Task goal -> Report the number of lines containing "kommun", with no other words.

Available data ->

*-*-*

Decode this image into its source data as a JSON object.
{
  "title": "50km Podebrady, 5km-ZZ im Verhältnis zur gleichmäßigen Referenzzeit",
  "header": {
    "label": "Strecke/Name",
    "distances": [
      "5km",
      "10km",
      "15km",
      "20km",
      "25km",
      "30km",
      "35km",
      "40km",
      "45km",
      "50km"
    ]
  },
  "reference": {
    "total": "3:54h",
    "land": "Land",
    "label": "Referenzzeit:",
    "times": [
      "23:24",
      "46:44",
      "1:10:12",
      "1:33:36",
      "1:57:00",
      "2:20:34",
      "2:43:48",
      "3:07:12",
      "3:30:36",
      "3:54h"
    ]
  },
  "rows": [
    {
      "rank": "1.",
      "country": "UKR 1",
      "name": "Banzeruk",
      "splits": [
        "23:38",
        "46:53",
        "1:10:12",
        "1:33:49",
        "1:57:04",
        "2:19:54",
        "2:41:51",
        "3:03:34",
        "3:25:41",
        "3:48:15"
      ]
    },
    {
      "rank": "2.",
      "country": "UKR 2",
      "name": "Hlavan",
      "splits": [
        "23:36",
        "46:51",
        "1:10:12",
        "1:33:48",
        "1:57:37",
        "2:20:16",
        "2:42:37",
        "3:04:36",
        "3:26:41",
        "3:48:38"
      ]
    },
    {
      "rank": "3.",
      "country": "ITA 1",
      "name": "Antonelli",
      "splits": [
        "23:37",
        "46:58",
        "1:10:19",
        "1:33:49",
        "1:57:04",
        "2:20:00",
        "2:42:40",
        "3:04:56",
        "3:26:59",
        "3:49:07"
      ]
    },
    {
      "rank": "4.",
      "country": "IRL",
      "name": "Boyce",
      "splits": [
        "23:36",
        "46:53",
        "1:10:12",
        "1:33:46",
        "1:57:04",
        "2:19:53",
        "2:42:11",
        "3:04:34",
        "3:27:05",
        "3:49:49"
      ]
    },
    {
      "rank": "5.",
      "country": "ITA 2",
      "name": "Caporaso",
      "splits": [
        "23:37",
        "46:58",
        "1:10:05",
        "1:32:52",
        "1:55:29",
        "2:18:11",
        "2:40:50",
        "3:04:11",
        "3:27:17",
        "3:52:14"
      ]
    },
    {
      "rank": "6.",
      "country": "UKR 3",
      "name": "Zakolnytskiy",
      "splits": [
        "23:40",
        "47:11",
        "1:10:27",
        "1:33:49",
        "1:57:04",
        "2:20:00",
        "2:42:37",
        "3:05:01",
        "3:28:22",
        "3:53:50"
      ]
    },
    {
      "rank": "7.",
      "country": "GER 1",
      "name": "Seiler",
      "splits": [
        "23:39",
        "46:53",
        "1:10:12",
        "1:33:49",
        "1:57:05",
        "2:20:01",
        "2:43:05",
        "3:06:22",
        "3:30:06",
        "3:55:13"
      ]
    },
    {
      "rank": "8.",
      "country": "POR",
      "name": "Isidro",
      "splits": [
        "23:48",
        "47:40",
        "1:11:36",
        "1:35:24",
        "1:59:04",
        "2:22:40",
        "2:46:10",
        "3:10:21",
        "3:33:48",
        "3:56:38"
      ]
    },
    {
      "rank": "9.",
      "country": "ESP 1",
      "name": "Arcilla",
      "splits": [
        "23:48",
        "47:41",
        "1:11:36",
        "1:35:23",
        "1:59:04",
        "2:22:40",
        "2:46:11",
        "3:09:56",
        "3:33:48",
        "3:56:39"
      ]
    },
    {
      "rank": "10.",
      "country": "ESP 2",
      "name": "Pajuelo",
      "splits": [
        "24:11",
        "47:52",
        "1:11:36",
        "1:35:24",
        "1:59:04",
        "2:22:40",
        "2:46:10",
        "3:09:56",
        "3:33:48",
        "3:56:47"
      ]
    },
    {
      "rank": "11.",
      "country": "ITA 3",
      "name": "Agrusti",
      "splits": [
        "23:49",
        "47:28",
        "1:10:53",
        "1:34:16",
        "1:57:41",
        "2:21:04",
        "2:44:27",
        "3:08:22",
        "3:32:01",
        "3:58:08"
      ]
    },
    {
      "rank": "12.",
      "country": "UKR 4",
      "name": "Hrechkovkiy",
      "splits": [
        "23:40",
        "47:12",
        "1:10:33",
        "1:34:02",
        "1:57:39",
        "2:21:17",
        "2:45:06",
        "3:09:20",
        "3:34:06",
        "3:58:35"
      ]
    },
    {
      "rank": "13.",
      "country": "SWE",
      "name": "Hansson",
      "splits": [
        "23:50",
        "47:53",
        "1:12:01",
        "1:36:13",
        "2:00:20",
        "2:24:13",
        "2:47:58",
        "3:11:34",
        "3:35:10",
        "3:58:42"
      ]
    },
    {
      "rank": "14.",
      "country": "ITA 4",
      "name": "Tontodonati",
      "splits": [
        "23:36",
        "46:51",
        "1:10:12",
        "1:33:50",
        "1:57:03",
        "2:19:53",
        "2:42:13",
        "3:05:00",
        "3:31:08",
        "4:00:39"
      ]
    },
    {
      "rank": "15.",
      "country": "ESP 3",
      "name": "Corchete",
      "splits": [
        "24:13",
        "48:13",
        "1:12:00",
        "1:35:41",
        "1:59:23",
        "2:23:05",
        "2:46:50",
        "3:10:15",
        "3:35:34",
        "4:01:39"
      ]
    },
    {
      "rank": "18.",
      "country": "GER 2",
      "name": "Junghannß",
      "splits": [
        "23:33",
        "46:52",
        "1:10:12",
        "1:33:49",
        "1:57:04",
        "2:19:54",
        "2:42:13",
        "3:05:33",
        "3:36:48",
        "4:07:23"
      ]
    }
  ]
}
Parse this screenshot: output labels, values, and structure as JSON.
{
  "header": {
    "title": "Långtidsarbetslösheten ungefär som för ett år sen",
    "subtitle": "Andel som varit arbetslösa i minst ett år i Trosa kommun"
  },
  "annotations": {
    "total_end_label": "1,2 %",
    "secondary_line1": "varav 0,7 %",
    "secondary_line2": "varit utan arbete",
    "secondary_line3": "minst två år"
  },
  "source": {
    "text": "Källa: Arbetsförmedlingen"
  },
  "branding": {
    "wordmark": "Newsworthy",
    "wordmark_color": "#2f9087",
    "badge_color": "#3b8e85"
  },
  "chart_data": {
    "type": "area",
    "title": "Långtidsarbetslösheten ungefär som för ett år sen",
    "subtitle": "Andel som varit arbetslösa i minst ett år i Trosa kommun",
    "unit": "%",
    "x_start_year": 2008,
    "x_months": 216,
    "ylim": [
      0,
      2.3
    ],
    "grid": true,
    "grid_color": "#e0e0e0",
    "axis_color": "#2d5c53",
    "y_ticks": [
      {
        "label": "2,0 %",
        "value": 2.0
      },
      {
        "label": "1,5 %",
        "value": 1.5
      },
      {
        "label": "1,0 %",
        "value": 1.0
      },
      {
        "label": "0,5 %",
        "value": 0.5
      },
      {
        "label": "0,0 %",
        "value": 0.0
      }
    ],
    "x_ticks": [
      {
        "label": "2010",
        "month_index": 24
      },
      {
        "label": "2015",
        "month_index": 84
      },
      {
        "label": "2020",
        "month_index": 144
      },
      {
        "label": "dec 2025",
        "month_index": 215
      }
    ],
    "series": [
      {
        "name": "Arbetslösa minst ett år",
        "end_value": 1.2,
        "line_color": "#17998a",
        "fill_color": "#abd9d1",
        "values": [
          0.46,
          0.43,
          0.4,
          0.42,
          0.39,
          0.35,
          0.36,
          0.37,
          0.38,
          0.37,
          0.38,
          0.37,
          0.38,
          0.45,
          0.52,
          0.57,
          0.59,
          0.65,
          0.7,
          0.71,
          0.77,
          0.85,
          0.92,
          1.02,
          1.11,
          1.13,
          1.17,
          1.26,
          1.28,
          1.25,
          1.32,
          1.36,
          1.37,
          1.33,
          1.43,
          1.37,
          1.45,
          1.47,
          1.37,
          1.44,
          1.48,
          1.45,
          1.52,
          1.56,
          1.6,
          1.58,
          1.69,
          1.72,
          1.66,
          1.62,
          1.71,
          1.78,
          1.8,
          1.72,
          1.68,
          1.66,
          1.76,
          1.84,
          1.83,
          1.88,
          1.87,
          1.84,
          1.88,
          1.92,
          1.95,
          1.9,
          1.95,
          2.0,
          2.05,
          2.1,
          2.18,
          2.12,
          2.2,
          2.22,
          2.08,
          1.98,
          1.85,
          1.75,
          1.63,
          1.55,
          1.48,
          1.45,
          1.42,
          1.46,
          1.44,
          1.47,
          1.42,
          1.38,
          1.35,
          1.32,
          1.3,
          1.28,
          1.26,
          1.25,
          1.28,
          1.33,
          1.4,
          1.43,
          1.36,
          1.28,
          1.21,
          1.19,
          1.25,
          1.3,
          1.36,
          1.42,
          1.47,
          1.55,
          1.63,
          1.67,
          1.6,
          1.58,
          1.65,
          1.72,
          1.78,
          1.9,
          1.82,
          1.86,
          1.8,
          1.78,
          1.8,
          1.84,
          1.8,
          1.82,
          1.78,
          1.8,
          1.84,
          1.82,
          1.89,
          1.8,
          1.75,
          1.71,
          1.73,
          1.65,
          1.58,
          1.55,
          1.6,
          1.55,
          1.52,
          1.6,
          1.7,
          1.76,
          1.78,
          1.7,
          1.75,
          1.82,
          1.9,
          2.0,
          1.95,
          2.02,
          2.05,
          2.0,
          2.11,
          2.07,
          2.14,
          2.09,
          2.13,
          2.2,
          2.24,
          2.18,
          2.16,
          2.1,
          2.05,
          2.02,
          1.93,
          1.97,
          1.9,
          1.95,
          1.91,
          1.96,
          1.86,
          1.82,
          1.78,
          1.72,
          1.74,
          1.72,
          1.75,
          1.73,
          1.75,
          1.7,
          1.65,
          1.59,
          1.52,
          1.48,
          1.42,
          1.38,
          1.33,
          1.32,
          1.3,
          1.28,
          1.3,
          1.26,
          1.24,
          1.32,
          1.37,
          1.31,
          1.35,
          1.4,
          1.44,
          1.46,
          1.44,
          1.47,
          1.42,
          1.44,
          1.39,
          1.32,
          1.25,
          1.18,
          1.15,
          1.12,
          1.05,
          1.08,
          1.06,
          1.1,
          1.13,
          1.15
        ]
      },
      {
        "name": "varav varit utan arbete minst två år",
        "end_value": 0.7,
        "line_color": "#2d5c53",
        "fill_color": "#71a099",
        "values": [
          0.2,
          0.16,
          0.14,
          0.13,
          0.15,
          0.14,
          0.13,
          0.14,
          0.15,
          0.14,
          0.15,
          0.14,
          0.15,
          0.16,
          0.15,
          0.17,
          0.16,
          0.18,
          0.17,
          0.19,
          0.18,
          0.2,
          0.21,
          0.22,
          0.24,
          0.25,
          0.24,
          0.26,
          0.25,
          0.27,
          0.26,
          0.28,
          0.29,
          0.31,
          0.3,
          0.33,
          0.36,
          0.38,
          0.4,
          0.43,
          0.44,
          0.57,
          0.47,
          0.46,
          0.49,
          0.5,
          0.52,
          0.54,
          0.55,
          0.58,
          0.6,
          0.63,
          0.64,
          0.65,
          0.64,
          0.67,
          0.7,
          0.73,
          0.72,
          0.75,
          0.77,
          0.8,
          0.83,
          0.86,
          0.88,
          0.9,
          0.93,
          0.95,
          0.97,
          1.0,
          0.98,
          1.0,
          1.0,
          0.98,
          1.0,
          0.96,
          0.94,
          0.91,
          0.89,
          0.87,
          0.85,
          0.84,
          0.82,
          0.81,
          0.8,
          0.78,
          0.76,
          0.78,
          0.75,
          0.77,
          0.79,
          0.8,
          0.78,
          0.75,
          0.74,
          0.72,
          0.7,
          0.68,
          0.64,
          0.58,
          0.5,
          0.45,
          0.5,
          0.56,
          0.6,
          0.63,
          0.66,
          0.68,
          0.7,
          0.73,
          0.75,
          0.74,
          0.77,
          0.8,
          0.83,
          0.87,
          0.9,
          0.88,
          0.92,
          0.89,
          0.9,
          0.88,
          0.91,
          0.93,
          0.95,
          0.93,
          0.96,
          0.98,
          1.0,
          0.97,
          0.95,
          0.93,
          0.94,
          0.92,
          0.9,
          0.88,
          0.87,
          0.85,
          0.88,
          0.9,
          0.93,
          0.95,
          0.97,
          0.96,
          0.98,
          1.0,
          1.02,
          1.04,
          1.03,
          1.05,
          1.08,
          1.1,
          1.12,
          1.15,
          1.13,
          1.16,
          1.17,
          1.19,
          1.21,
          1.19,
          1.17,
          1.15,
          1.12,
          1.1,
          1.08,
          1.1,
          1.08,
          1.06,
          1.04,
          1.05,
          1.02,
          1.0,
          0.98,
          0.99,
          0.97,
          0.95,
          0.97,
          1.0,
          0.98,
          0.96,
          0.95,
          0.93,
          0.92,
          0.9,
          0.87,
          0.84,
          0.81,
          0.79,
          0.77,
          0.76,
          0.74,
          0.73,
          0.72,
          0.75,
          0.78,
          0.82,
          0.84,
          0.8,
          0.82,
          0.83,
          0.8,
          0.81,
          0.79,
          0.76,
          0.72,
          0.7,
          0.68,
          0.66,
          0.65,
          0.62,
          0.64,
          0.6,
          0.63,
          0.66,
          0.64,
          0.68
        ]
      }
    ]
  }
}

*-*-*

Result of this exercise -> 2